[Direction]:
The records that follow should be retyped word for word.

[Entries provided]:
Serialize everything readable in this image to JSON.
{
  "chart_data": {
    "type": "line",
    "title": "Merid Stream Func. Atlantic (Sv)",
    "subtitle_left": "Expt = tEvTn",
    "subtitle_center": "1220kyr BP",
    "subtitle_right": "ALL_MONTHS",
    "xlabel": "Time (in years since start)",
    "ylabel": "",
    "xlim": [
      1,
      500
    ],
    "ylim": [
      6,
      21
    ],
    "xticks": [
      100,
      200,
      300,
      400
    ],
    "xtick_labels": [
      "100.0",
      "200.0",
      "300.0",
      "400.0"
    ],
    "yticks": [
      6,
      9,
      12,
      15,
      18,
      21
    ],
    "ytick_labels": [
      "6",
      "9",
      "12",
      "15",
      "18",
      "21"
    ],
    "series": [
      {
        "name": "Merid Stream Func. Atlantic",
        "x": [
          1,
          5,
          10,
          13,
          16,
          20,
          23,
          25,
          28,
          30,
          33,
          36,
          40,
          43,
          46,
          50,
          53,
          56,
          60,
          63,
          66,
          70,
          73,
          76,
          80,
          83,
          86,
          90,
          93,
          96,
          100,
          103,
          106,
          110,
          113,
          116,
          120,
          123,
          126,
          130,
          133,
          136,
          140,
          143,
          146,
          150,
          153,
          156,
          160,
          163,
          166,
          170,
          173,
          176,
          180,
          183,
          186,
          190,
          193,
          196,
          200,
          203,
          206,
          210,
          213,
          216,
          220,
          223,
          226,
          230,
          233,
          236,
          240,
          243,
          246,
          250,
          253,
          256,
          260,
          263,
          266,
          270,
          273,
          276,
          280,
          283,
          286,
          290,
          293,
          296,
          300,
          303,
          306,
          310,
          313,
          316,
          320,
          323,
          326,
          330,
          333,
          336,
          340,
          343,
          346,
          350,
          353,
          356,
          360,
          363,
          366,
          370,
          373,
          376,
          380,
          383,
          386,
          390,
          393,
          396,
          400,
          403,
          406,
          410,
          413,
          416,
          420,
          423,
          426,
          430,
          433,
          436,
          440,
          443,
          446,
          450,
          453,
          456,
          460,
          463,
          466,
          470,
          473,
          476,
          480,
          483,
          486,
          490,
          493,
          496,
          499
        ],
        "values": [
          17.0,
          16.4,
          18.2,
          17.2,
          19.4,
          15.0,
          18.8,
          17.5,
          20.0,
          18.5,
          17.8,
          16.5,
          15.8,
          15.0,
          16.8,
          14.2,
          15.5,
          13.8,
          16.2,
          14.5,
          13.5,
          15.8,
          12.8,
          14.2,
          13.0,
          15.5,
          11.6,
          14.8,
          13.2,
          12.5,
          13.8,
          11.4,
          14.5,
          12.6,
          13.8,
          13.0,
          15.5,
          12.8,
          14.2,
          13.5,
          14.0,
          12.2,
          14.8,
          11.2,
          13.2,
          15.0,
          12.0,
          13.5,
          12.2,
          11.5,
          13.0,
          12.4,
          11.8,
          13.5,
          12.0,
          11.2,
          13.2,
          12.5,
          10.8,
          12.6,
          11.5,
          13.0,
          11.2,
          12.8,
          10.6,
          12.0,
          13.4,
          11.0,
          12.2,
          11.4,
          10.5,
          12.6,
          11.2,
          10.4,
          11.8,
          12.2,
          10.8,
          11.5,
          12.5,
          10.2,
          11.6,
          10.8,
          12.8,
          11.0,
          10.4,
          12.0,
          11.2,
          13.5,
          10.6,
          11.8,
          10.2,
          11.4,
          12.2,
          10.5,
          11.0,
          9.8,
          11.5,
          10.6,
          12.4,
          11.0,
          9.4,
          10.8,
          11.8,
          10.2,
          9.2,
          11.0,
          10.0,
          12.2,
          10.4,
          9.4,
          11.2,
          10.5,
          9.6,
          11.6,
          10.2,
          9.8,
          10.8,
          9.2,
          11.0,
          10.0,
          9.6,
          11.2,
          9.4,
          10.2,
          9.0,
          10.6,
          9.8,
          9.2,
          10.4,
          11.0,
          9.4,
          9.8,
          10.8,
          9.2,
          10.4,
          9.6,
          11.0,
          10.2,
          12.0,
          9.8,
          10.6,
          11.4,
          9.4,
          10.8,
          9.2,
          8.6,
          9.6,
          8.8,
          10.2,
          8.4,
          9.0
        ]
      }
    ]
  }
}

[Final answer]:
Serialize everything readable in this image to JSON.
{
  "chart_data": {
    "type": "line",
    "title": "Merid Stream Func. Atlantic (Sv)",
    "subtitle_left": "Expt = tEvTn",
    "subtitle_center": "1220kyr BP",
    "subtitle_right": "ALL_MONTHS",
    "xlabel": "Time (in years since start)",
    "ylabel": "",
    "xlim": [
      1,
      500
    ],
    "ylim": [
      6,
      21
    ],
    "xticks": [
      100,
      200,
      300,
      400
    ],
    "xtick_labels": [
      "100.0",
      "200.0",
      "300.0",
      "400.0"
    ],
    "yticks": [
      6,
      9,
      12,
      15,
      18,
      21
    ],
    "ytick_labels": [
      "6",
      "9",
      "12",
      "15",
      "18",
      "21"
    ],
    "series": [
      {
        "name": "Merid Stream Func. Atlantic",
        "x": [
          1,
          5,
          10,
          13,
          16,
          20,
          23,
          25,
          28,
          30,
          33,
          36,
          40,
          43,
          46,
          50,
          53,
          56,
          60,
          63,
          66,
          70,
          73,
          76,
          80,
          83,
          86,
          90,
          93,
          96,
          100,
          103,
          106,
          110,
          113,
          116,
          120,
          123,
          126,
          130,
          133,
          136,
          140,
          143,
          146,
          150,
          153,
          156,
          160,
          163,
          166,
          170,
          173,
          176,
          180,
          183,
          186,
          190,
          193,
          196,
          200,
          203,
          206,
          210,
          213,
          216,
          220,
          223,
          226,
          230,
          233,
          236,
          240,
          243,
          246,
          250,
          253,
          256,
          260,
          263,
          266,
          270,
          273,
          276,
          280,
          283,
          286,
          290,
          293,
          296,
          300,
          303,
          306,
          310,
          313,
          316,
          320,
          323,
          326,
          330,
          333,
          336,
          340,
          343,
          346,
          350,
          353,
          356,
          360,
          363,
          366,
          370,
          373,
          376,
          380,
          383,
          386,
          390,
          393,
          396,
          400,
          403,
          406,
          410,
          413,
          416,
          420,
          423,
          426,
          430,
          433,
          436,
          440,
          443,
          446,
          450,
          453,
          456,
          460,
          463,
          466,
          470,
          473,
          476,
          480,
          483,
          486,
          490,
          493,
          496,
          499
        ],
        "values": [
          17.0,
          16.4,
          18.2,
          17.2,
          19.4,
          15.0,
          18.8,
          17.5,
          20.0,
          18.5,
          17.8,
          16.5,
          15.8,
          15.0,
          16.8,
          14.2,
          15.5,
          13.8,
          16.2,
          14.5,
          13.5,
          15.8,
          12.8,
          14.2,
          13.0,
          15.5,
          11.6,
          14.8,
          13.2,
          12.5,
          13.8,
          11.4,
          14.5,
          12.6,
          13.8,
          13.0,
          15.5,
          12.8,
          14.2,
          13.5,
          14.0,
          12.2,
          14.8,
          11.2,
          13.2,
          15.0,
          12.0,
          13.5,
          12.2,
          11.5,
          13.0,
          12.4,
          11.8,
          13.5,
          12.0,
          11.2,
          13.2,
          12.5,
          10.8,
          12.6,
          11.5,
          13.0,
          11.2,
          12.8,
          10.6,
          12.0,
          13.4,
          11.0,
          12.2,
          11.4,
          10.5,
          12.6,
          11.2,
          10.4,
          11.8,
          12.2,
          10.8,
          11.5,
          12.5,
          10.2,
          11.6,
          10.8,
          12.8,
          11.0,
          10.4,
          12.0,
          11.2,
          13.5,
          10.6,
          11.8,
          10.2,
          11.4,
          12.2,
          10.5,
          11.0,
          9.8,
          11.5,
          10.6,
          12.4,
          11.0,
          9.4,
          10.8,
          11.8,
          10.2,
          9.2,
          11.0,
          10.0,
          12.2,
          10.4,
          9.4,
          11.2,
          10.5,
          9.6,
          11.6,
          10.2,
          9.8,
          10.8,
          9.2,
          11.0,
          10.0,
          9.6,
          11.2,
          9.4,
          10.2,
          9.0,
          10.6,
          9.8,
          9.2,
          10.4,
          11.0,
          9.4,
          9.8,
          10.8,
          9.2,
          10.4,
          9.6,
          11.0,
          10.2,
          12.0,
          9.8,
          10.6,
          11.4,
          9.4,
          10.8,
          9.2,
          8.6,
          9.6,
          8.8,
          10.2,
          8.4,
          9.0
        ]
      }
    ]
  }
}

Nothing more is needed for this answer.